**GIVEN PROBLEM:** Every line from the one containing "OCR this image." to the final line of the material below must be reproduced exactly; leave out all other lines.

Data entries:
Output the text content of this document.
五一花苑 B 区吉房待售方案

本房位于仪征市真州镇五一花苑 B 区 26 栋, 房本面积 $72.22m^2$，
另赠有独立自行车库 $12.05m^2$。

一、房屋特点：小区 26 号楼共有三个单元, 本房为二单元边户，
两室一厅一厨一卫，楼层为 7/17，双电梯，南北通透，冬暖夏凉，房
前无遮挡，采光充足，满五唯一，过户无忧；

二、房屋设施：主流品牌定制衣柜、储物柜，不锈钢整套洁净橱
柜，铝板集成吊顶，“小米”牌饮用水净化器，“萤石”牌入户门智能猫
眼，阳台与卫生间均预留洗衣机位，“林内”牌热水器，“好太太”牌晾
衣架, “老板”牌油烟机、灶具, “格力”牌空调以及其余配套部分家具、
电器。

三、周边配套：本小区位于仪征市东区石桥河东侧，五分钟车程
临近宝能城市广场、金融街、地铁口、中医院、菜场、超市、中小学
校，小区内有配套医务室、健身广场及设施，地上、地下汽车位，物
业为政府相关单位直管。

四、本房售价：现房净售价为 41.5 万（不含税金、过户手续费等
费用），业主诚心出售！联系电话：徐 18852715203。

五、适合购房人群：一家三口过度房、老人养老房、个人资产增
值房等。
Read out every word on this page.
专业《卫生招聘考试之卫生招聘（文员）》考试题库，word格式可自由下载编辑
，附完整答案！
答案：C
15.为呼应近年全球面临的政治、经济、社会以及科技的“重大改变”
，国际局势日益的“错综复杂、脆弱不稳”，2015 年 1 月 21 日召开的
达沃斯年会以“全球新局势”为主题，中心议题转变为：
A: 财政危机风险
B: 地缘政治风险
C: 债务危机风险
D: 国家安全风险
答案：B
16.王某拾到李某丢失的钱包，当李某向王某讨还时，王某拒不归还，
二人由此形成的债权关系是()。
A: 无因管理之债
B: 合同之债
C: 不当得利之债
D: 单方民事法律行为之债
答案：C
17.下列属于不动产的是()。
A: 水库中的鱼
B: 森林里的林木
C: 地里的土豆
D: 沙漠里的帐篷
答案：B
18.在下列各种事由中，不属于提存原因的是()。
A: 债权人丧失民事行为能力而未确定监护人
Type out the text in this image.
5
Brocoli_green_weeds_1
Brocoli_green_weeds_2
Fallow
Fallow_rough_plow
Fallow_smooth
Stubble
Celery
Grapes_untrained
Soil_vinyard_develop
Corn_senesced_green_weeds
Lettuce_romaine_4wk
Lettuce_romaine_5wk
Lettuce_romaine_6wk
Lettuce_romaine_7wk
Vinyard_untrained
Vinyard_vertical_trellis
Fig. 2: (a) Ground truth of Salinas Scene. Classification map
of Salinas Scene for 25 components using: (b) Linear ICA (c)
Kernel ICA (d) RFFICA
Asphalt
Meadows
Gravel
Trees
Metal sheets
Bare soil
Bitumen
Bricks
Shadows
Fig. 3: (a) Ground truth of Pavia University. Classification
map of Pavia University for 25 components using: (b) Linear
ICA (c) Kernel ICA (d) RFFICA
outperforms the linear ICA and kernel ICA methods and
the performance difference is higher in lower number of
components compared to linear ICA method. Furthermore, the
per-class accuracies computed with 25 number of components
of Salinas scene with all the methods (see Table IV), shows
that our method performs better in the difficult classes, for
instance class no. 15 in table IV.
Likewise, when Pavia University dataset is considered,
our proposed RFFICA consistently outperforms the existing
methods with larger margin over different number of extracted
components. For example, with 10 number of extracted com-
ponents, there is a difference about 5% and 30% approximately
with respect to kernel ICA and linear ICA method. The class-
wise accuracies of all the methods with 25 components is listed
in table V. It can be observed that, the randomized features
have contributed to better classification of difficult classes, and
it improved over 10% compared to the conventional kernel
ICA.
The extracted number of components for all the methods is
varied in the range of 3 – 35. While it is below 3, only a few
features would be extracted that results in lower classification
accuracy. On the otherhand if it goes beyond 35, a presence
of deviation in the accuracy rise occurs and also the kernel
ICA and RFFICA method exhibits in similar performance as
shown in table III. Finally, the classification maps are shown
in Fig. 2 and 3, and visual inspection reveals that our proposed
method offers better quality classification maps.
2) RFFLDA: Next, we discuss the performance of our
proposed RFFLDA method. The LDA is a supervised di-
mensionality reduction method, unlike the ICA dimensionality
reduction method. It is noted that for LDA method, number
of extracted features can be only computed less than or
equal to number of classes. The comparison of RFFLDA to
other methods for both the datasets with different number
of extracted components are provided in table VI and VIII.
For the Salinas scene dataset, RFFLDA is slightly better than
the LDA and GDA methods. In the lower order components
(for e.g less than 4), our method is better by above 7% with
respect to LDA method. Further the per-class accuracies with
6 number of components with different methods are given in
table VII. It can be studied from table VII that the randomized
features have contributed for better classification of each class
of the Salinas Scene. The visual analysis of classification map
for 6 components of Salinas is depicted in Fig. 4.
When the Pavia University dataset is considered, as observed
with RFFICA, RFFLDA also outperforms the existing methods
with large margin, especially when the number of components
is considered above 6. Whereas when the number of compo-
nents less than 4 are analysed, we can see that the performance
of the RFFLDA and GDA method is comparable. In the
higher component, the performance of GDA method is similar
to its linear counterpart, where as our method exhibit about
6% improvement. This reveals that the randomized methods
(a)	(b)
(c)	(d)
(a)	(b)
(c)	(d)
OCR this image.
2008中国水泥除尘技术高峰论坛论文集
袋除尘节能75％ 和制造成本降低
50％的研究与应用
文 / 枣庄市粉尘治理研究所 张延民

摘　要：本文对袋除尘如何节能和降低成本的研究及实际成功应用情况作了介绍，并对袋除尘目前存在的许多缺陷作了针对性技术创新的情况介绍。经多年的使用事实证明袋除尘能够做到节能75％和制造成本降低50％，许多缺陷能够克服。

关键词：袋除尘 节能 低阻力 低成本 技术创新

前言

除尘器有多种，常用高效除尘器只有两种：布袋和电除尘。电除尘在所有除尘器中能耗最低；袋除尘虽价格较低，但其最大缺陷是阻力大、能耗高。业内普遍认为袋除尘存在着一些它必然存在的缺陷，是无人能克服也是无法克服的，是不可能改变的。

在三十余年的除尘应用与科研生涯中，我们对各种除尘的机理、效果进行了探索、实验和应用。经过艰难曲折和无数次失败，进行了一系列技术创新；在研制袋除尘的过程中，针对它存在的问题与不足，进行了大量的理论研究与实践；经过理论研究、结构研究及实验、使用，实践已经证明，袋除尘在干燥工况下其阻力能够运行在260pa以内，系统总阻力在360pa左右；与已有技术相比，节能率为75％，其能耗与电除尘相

**SOLUTION:**
OCR this image.
2008中国水泥除尘技术高峰论坛论文集
袋除尘节能75％ 和制造成本降低
50％的研究与应用
文 / 枣庄市粉尘治理研究所 张延民

摘　要：本文对袋除尘如何节能和降低成本的研究及实际成功应用情况作了介绍，并对袋除尘目前存在的许多缺陷作了针对性技术创新的情况介绍。经多年的使用事实证明袋除尘能够做到节能75％和制造成本降低50％，许多缺陷能够克服。

关键词：袋除尘 节能 低阻力 低成本 技术创新

前言

除尘器有多种，常用高效除尘器只有两种：布袋和电除尘。电除尘在所有除尘器中能耗最低；袋除尘虽价格较低，但其最大缺陷是阻力大、能耗高。业内普遍认为袋除尘存在着一些它必然存在的缺陷，是无人能克服也是无法克服的，是不可能改变的。

在三十余年的除尘应用与科研生涯中，我们对各种除尘的机理、效果进行了探索、实验和应用。经过艰难曲折和无数次失败，进行了一系列技术创新；在研制袋除尘的过程中，针对它存在的问题与不足，进行了大量的理论研究与实践；经过理论研究、结构研究及实验、使用，实践已经证明，袋除尘在干燥工况下其阻力能够运行在260pa以内，系统总阻力在360pa左右；与已有技术相比，节能率为75％，其能耗与电除尘相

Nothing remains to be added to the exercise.